● **Task brief**: Copy every line of the data in which the word "title" occurs.
/---
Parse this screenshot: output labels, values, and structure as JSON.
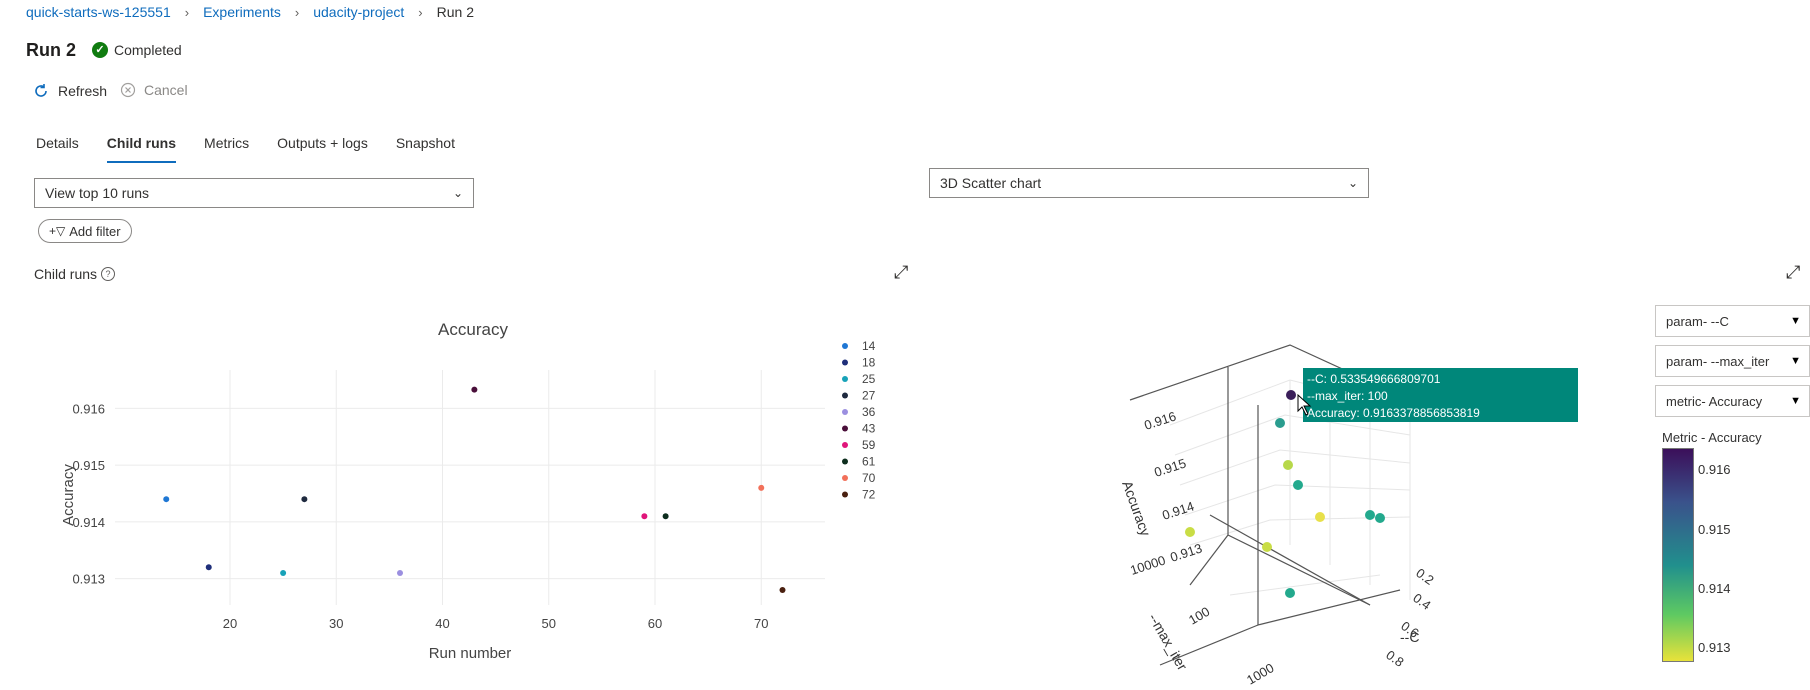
{
  "breadcrumb": {
    "items": [
      "quick-starts-ws-125551",
      "Experiments",
      "udacity-project"
    ],
    "current": "Run 2"
  },
  "run": {
    "title": "Run 2",
    "status": "Completed"
  },
  "commands": {
    "refresh": "Refresh",
    "cancel": "Cancel"
  },
  "tabs": [
    "Details",
    "Child runs",
    "Metrics",
    "Outputs + logs",
    "Snapshot"
  ],
  "active_tab": "Child runs",
  "view_dropdown": {
    "value": "View top 10 runs"
  },
  "chart_dropdown": {
    "value": "3D Scatter chart"
  },
  "add_filter": "Add filter",
  "child_runs_label": "Child runs",
  "param_dropdowns": [
    "param- --C",
    "param- --max_iter",
    "metric- Accuracy"
  ],
  "tooltip": {
    "c": "--C: 0.533549666809701",
    "max_iter": "--max_iter: 100",
    "accuracy": "Accuracy: 0.916337885685381­9"
  },
  "colorbar": {
    "title": "Metric - Accuracy",
    "ticks": [
      "0.916",
      "0.915",
      "0.914",
      "0.913"
    ]
  },
  "scatter3d": {
    "accuracy_ticks": [
      "0.916",
      "0.915",
      "0.914",
      "0.913"
    ],
    "accuracy_label": "Accuracy",
    "max_iter_ticks": [
      "10000",
      "100",
      "1000"
    ],
    "max_iter_label": "--max_iter",
    "c_ticks": [
      "0.2",
      "0.4",
      "0.6",
      "0.8"
    ],
    "c_label": "--C"
  },
  "chart_data": {
    "type": "scatter",
    "title": "Accuracy",
    "xlabel": "Run number",
    "ylabel": "Accuracy",
    "xlim": [
      12,
      76
    ],
    "ylim": [
      0.9128,
      0.9165
    ],
    "xticks": [
      20,
      30,
      40,
      50,
      60,
      70
    ],
    "yticks": [
      0.913,
      0.914,
      0.915,
      0.916
    ],
    "ytick_labels": [
      "0.913",
      "0.914",
      "0.915",
      "0.916"
    ],
    "legend_placement": "right",
    "grid": true,
    "series": [
      {
        "name": "14",
        "color": "#1f77d4",
        "x": 14,
        "y": 0.9144
      },
      {
        "name": "18",
        "color": "#1f2f7a",
        "x": 18,
        "y": 0.9132
      },
      {
        "name": "25",
        "color": "#17a2b8",
        "x": 25,
        "y": 0.9131
      },
      {
        "name": "27",
        "color": "#1f2a3f",
        "x": 27,
        "y": 0.9144
      },
      {
        "name": "36",
        "color": "#9b8fe0",
        "x": 36,
        "y": 0.9131
      },
      {
        "name": "43",
        "color": "#4a0f3a",
        "x": 43,
        "y": 0.91633
      },
      {
        "name": "59",
        "color": "#e0157a",
        "x": 59,
        "y": 0.9141
      },
      {
        "name": "61",
        "color": "#0d2e1e",
        "x": 61,
        "y": 0.9141
      },
      {
        "name": "70",
        "color": "#f2705a",
        "x": 70,
        "y": 0.9146
      },
      {
        "name": "72",
        "color": "#4a2010",
        "x": 72,
        "y": 0.9128
      }
    ]
  }
}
\---
● **Response to the task**:
    "title": "Run 2",
    "title": "Metric - Accuracy",
    "title": "Accuracy",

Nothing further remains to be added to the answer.